** Set task **
Copy every entry word for word, but skip the pictures.

** Material to process **
--------------------
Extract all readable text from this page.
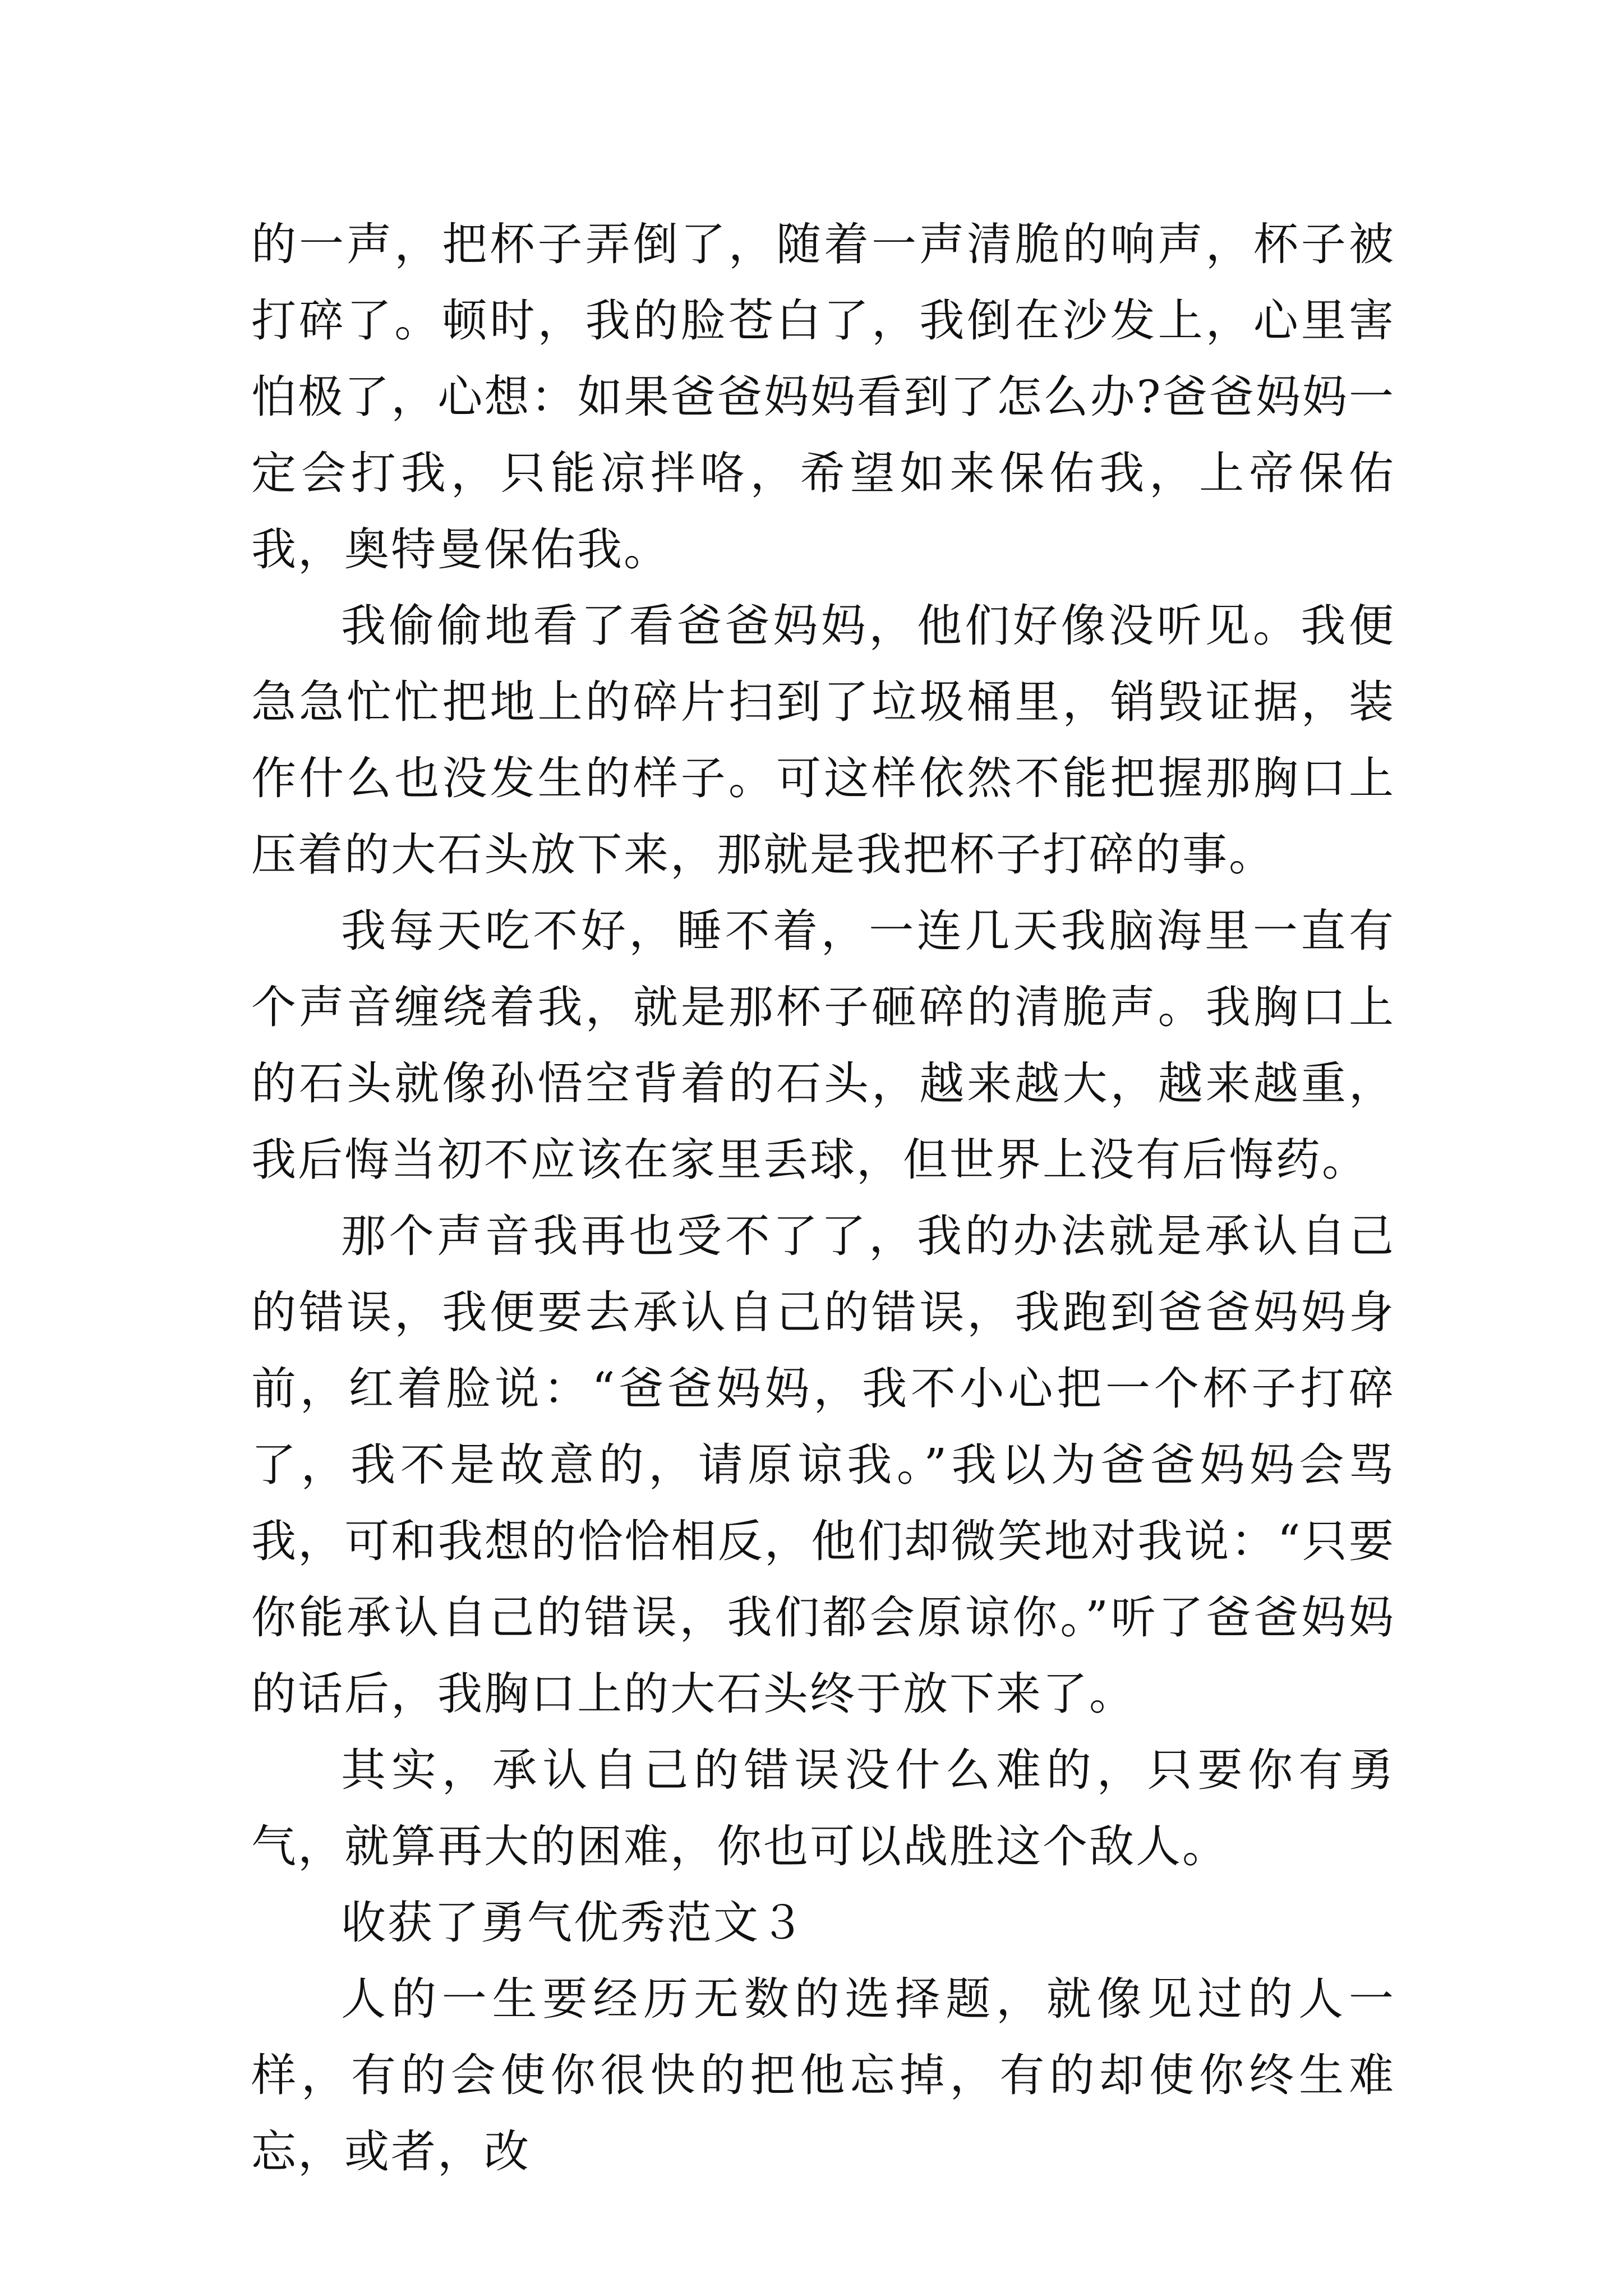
的一声，把杯子弄倒了，随着一声清脆的响声，杯子被打碎了。顿时，我的脸苍白了，我倒在沙发上，心里害怕极了，心想：如果爸爸妈妈看到了怎么办?爸爸妈妈一定会打我，只能凉拌咯，希望如来保佑我，上帝保佑我，奥特曼保佑我。

我偷偷地看了看爸爸妈妈，他们好像没听见。我便急急忙忙把地上的碎片扫到了垃圾桶里，销毁证据，装作什么也没发生的样子。可这样依然不能把握那胸口上压着的大石头放下来，那就是我把杯子打碎的事。

我每天吃不好，睡不着，一连几天我脑海里一直有个声音缠绕着我，就是那杯子砸碎的清脆声。我胸口上的石头就像孙悟空背着的石头，越来越大，越来越重，我后悔当初不应该在家里丢球，但世界上没有后悔药。

那个声音我再也受不了了，我的办法就是承认自己的错误，我便要去承认自己的错误，我跑到爸爸妈妈身前，红着脸说：“爸爸妈妈，我不小心把一个杯子打碎了，我不是故意的，请原谅我。”我以为爸爸妈妈会骂我，可和我想的恰恰相反，他们却微笑地对我说：“只要你能承认自己的错误，我们都会原谅你。”听了爸爸妈妈的话后，我胸口上的大石头终于放下来了。

其实，承认自己的错误没什么难的，只要你有勇气，就算再大的困难，你也可以战胜这个敌人。

收获了勇气优秀范文３

人的一生要经历无数的选择题，就像见过的人一样，有的会使你很快的把他忘掉，有的却使你终生难忘，或者，改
--------------------
** Full solution **
Extract all readable text from this page.
的一声，把杯子弄倒了，随着一声清脆的响声，杯子被打碎了。顿时，我的脸苍白了，我倒在沙发上，心里害怕极了，心想：如果爸爸妈妈看到了怎么办?爸爸妈妈一定会打我，只能凉拌咯，希望如来保佑我，上帝保佑我，奥特曼保佑我。

我偷偷地看了看爸爸妈妈，他们好像没听见。我便急急忙忙把地上的碎片扫到了垃圾桶里，销毁证据，装作什么也没发生的样子。可这样依然不能把握那胸口上压着的大石头放下来，那就是我把杯子打碎的事。

我每天吃不好，睡不着，一连几天我脑海里一直有个声音缠绕着我，就是那杯子砸碎的清脆声。我胸口上的石头就像孙悟空背着的石头，越来越大，越来越重，我后悔当初不应该在家里丢球，但世界上没有后悔药。

那个声音我再也受不了了，我的办法就是承认自己的错误，我便要去承认自己的错误，我跑到爸爸妈妈身前，红着脸说：“爸爸妈妈，我不小心把一个杯子打碎了，我不是故意的，请原谅我。”我以为爸爸妈妈会骂我，可和我想的恰恰相反，他们却微笑地对我说：“只要你能承认自己的错误，我们都会原谅你。”听了爸爸妈妈的话后，我胸口上的大石头终于放下来了。

其实，承认自己的错误没什么难的，只要你有勇气，就算再大的困难，你也可以战胜这个敌人。

收获了勇气优秀范文３

人的一生要经历无数的选择题，就像见过的人一样，有的会使你很快的把他忘掉，有的却使你终生难忘，或者，改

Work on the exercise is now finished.